*** TEXTE SOURCE

Emmanuel Moulin, nouveau gouverneur de la Banque de France, a livré mardi 9 juin son premier message public en tant que successeur de François Villeroy de Galhau : les prévisions de croissance économique pour la France en 2026 seront revues à la baisse sous 0,9 % lors de leur actualisation prévue à la mi-juin. Sa formule résume la situation : « moins de croissance et plus d’inflation ». Un diagnostic sombre qui coïncide avec la décision de hausse des taux BCE ce matin.
Un nouveau gouverneur face à une conjoncture difficile
Emmanuel Moulin a pris ses fonctions de gouverneur de la Banque de France dans un contexte particulièrement délicat. Son prédécesseur François Villeroy de Galhau avait déjà averti la semaine précédente que les projections allaient être abaissées — Moulin confirme et précise lors du Paris Finance Forum du 9 juin que le nouveau chiffre sera « en dessous de 0,9 % », sans donner de nombre exact avant la publication officielle à la mi-juin.

******
*** EXTRAITS DU LISTING

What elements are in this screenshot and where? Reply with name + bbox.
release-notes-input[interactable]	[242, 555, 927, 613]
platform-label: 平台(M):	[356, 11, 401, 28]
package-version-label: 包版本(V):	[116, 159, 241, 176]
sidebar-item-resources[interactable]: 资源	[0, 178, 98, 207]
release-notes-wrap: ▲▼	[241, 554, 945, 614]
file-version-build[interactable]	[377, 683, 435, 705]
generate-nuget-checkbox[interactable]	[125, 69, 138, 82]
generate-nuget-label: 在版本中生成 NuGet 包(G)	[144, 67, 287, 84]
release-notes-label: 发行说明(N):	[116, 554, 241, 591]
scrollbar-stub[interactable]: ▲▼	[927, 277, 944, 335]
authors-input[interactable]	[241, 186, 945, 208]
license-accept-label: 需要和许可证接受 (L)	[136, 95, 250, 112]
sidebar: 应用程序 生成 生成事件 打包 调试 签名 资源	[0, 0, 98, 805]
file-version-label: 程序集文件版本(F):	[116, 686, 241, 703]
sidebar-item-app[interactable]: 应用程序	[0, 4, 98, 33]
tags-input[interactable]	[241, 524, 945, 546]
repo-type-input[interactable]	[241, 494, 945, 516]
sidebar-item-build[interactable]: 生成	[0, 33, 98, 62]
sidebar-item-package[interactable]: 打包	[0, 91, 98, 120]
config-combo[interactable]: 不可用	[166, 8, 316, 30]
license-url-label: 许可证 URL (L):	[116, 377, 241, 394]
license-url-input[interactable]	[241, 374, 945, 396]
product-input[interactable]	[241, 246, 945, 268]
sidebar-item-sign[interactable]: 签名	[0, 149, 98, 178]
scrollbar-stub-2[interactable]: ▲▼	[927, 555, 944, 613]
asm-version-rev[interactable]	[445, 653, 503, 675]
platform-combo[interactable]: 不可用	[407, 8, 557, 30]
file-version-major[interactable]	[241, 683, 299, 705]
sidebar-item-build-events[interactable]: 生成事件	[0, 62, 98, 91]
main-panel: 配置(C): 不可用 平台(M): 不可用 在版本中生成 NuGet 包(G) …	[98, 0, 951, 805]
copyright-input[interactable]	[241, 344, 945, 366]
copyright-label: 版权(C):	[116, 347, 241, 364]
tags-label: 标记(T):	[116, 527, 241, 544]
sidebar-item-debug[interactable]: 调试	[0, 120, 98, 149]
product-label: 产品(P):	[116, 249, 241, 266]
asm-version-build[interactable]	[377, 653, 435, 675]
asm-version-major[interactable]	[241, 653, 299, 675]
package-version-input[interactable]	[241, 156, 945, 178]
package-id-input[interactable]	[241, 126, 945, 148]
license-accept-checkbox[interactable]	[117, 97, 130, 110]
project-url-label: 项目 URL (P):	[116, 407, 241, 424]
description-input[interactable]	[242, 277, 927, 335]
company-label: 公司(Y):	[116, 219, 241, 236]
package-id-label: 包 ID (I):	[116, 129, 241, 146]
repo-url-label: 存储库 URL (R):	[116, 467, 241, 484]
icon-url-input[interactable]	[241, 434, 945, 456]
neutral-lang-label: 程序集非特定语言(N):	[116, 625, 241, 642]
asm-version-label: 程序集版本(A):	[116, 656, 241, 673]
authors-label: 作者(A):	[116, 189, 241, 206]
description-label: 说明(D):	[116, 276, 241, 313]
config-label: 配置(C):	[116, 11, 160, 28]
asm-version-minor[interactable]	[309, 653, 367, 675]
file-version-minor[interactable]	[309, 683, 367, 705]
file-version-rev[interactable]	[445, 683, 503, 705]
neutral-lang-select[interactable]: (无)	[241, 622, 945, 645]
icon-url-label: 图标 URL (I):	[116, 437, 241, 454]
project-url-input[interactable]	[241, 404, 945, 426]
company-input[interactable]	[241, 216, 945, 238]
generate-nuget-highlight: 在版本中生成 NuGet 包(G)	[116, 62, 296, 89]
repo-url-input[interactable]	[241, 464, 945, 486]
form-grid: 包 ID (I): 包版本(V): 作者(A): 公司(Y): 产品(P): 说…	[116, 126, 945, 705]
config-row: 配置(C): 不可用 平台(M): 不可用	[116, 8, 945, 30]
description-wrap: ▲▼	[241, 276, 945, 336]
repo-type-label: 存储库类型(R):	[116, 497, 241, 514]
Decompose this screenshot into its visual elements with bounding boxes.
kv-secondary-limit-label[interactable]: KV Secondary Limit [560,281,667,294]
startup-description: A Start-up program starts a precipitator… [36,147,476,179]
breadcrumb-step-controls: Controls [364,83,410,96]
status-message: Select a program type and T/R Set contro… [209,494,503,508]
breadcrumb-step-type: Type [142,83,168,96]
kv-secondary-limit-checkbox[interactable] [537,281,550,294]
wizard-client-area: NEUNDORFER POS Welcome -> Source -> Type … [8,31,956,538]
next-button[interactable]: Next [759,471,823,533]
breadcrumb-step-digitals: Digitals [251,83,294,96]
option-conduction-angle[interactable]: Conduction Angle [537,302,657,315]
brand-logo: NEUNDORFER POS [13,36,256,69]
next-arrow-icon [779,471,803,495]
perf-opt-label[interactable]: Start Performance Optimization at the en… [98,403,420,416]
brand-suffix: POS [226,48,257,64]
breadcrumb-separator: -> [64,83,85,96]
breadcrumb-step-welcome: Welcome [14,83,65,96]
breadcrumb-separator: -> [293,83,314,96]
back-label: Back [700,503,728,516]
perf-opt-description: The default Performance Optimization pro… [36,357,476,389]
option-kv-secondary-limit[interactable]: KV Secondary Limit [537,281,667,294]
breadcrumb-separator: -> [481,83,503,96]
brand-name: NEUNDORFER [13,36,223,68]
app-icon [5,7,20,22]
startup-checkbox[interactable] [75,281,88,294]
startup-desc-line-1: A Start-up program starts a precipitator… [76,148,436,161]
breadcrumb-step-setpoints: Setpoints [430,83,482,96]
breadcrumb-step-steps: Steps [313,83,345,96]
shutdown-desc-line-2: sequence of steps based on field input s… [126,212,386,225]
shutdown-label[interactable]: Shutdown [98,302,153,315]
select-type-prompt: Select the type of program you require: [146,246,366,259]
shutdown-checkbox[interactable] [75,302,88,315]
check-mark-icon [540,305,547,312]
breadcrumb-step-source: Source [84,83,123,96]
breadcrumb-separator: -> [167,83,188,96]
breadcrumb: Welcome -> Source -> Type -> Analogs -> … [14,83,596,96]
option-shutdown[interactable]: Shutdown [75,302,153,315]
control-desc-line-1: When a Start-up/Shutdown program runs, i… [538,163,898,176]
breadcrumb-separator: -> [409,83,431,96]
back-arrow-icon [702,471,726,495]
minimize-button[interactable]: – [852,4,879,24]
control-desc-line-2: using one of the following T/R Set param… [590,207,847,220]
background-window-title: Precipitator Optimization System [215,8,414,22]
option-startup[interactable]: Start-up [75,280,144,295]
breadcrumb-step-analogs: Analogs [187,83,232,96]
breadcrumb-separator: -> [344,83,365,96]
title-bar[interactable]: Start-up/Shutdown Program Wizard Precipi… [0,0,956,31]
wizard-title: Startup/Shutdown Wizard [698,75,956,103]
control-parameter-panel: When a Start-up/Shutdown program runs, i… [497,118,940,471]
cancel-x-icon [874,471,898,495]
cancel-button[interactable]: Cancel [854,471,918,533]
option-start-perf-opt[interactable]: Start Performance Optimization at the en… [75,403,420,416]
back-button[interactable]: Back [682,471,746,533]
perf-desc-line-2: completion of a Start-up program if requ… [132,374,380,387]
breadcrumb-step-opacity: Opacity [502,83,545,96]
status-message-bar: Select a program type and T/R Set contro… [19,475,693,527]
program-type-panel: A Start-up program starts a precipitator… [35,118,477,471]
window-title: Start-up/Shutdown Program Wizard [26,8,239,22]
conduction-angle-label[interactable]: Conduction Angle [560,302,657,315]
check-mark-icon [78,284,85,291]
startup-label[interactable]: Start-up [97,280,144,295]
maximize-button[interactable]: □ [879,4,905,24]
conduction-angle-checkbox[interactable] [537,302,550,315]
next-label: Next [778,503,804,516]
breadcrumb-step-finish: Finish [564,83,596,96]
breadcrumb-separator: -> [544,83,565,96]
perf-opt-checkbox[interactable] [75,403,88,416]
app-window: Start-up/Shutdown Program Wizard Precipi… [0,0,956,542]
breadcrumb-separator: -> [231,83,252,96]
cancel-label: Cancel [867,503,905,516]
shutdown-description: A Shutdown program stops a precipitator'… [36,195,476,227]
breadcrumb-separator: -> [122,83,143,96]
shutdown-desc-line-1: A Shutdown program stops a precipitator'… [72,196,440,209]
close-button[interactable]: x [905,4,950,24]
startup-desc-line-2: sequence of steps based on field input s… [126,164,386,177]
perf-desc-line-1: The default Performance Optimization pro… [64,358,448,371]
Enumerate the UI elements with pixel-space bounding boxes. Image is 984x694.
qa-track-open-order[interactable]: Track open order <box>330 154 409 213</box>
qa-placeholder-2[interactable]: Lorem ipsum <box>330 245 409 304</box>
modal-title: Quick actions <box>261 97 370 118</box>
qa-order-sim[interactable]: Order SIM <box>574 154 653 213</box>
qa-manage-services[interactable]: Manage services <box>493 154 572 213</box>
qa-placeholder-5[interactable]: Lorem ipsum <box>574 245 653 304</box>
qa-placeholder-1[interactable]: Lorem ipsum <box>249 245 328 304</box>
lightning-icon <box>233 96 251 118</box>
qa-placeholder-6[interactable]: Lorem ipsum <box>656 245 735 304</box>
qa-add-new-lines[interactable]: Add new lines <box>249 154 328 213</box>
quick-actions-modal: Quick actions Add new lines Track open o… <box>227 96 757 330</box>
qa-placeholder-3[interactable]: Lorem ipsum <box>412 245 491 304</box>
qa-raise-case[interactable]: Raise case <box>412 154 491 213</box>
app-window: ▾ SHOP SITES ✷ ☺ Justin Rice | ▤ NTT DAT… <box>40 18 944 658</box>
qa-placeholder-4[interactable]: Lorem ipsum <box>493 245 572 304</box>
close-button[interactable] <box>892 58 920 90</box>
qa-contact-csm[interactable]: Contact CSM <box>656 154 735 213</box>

******

> _TRAVAIL DEMANDÉ_
**1)** D'après l'extrait sur la Banque de France, lors de quel événement Emmanuel Moulin a-t-il indiqué que le nouveau chiffre de croissance serait inférieur à 0,9 % ?
**2)** Citez mot pour mot le passage de l'extrait sur la Banque de France qui commence par « Un nouveau gouverneur » et se poursuit jusqu'à « officielle à la mi-juin. ».
Répondez uniquement à partir de l'extrait sur la Banque de France.

> _CORRIGÉ_
**1)** Lors du Paris Finance Forum du 9 juin.

**2)**
Un nouveau gouverneur face à une conjoncture difficile
Emmanuel Moulin a pris ses fonctions de gouverneur de la Banque de France dans un contexte particulièrement délicat. Son prédécesseur François Villeroy de Galhau avait déjà averti la semaine précédente que les projections allaient être abaissées — Moulin confirme et précise lors du Paris Finance Forum du 9 juin que le nouveau chiffre sera « en dessous de 0,9 % », sans donner de nombre exact avant la publication officielle à la mi-juin.